SET TASK: Reply with only the number of lines that contain the string "Specification".

DATA RECORDS:
☆ ☆ ☆ ☆

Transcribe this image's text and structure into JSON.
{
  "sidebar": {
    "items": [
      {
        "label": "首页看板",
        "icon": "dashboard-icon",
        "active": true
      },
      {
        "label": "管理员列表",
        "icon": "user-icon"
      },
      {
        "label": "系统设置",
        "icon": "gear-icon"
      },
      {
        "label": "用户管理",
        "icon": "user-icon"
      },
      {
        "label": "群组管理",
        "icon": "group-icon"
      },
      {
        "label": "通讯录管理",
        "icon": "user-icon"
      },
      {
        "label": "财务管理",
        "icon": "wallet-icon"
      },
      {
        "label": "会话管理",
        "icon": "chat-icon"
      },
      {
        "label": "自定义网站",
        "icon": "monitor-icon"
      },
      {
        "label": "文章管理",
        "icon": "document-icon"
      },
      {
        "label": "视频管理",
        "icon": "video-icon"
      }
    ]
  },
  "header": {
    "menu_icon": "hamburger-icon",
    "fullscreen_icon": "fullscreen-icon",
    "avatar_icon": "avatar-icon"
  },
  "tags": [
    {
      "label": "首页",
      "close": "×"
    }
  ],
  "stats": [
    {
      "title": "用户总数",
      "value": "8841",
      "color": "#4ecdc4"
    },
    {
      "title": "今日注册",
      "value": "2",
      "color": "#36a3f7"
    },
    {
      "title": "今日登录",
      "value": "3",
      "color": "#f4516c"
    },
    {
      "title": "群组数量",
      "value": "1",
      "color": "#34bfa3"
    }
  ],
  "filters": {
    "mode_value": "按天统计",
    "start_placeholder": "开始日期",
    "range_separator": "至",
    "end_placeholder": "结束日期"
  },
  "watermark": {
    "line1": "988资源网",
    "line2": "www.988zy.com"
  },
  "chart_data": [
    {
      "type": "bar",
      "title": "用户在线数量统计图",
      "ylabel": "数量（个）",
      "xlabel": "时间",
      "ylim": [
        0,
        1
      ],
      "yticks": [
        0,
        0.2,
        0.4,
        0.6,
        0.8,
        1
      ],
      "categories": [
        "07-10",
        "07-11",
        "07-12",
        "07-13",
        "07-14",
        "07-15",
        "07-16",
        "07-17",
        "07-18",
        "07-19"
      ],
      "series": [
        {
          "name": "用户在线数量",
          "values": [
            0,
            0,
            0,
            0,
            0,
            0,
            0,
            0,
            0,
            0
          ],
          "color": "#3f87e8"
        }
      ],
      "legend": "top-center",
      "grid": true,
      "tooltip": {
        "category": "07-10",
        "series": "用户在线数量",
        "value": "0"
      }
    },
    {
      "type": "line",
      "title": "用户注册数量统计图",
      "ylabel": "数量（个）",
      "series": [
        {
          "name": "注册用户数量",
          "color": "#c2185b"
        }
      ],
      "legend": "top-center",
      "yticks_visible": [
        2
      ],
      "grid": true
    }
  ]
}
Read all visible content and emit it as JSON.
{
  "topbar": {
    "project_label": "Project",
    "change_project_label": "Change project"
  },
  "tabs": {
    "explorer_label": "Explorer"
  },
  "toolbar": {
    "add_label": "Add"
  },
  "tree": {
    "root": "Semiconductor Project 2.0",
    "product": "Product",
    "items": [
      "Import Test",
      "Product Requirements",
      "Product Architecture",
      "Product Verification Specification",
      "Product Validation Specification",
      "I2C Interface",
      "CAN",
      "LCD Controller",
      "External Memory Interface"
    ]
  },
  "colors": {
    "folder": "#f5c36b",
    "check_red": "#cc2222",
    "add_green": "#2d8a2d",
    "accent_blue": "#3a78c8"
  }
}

☆ ☆ ☆ ☆

RIGHT ANSWER: 2